## Short task
Of all the lines in the material below, how many include the string "this"? Give the number only.

* Start Input records *

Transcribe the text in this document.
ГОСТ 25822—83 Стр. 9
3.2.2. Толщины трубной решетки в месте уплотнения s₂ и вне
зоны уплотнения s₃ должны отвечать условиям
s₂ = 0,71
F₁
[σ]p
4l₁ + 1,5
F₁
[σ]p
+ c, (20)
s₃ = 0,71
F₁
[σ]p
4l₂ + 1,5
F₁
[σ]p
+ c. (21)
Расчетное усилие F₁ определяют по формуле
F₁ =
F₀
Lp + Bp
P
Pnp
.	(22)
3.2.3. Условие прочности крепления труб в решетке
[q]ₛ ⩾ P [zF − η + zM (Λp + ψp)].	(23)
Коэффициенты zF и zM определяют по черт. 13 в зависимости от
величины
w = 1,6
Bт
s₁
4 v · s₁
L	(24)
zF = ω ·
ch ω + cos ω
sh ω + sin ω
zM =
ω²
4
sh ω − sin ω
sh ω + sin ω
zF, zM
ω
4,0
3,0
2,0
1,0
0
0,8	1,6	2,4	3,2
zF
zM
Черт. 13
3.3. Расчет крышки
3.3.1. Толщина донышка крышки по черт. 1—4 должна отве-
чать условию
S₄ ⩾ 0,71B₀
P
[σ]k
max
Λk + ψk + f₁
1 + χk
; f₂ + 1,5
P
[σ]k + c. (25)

* End Input records *
* Start Input records *

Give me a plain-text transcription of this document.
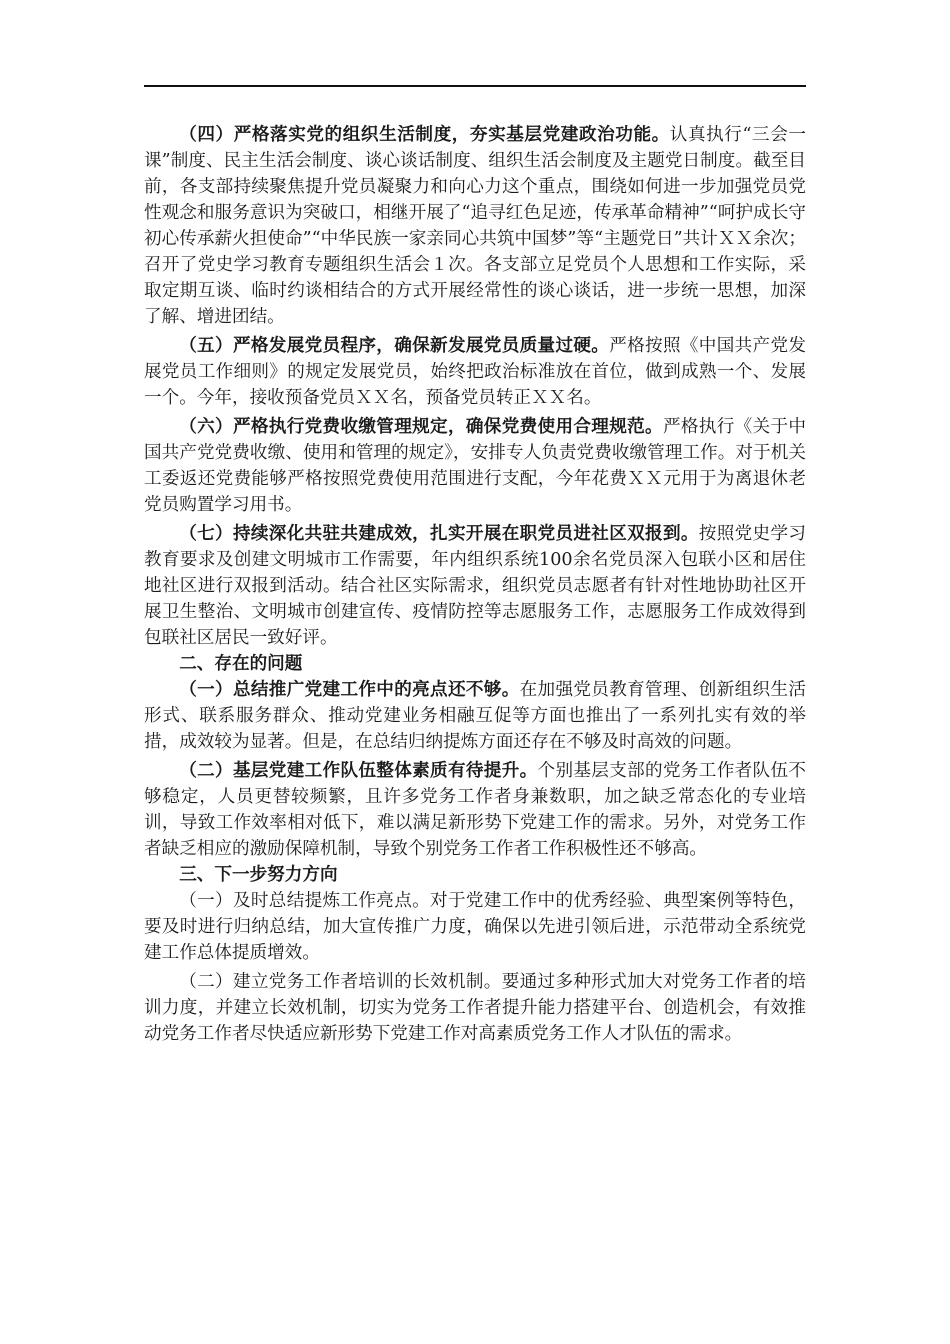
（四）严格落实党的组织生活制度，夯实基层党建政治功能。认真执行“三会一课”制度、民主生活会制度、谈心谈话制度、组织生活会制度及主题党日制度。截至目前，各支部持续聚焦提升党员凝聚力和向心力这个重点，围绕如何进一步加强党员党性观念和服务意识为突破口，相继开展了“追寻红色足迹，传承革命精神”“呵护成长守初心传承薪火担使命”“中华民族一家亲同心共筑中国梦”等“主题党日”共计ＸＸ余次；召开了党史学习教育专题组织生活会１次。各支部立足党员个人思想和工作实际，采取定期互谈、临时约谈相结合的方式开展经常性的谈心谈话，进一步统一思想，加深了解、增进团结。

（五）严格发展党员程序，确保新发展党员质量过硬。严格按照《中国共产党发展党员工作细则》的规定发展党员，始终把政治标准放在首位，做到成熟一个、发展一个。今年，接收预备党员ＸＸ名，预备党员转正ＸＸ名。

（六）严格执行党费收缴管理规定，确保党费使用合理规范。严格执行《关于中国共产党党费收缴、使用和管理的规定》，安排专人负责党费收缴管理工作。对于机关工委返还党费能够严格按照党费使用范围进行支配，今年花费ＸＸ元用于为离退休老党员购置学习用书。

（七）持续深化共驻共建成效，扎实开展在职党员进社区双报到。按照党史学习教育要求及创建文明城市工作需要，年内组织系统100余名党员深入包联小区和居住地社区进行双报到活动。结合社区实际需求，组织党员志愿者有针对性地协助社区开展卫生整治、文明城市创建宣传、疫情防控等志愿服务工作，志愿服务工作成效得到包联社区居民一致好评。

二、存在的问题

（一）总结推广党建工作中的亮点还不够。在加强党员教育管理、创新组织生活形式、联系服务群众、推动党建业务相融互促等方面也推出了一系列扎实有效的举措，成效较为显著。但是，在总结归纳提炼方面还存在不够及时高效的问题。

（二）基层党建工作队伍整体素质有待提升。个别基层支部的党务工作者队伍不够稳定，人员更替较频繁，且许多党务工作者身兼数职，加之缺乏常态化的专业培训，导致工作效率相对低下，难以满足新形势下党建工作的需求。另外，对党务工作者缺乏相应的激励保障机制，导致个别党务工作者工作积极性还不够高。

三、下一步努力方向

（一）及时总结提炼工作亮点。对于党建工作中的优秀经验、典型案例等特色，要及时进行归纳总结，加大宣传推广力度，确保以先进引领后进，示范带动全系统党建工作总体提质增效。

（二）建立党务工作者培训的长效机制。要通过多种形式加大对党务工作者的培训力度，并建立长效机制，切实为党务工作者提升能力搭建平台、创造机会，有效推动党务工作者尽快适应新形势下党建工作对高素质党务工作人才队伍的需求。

* End Input records *
* Start Input records *

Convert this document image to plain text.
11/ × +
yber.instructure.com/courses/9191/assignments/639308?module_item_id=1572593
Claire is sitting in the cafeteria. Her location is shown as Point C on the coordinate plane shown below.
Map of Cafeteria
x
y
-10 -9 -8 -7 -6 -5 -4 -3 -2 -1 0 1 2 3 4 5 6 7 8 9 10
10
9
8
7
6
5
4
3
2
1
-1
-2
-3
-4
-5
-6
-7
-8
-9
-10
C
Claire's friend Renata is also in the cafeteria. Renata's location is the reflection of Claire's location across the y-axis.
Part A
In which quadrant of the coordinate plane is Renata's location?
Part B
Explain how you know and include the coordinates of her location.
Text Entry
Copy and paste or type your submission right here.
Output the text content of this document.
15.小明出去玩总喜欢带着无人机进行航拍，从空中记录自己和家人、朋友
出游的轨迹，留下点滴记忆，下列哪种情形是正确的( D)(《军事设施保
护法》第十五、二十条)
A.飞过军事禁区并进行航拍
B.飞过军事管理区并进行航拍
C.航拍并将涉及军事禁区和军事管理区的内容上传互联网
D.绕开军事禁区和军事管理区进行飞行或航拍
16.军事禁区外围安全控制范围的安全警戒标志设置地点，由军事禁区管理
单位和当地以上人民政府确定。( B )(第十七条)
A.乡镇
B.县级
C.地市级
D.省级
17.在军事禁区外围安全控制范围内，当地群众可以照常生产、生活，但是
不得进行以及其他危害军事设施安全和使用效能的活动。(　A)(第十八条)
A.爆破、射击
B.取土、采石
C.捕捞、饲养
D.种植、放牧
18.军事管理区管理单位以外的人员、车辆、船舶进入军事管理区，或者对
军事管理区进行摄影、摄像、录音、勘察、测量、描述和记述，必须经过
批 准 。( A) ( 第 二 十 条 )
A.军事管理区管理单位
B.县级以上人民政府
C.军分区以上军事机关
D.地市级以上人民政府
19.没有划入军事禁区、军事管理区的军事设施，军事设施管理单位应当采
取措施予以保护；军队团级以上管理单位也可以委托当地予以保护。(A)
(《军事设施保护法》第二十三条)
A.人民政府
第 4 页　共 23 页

* End Input records *

## Worked answer
4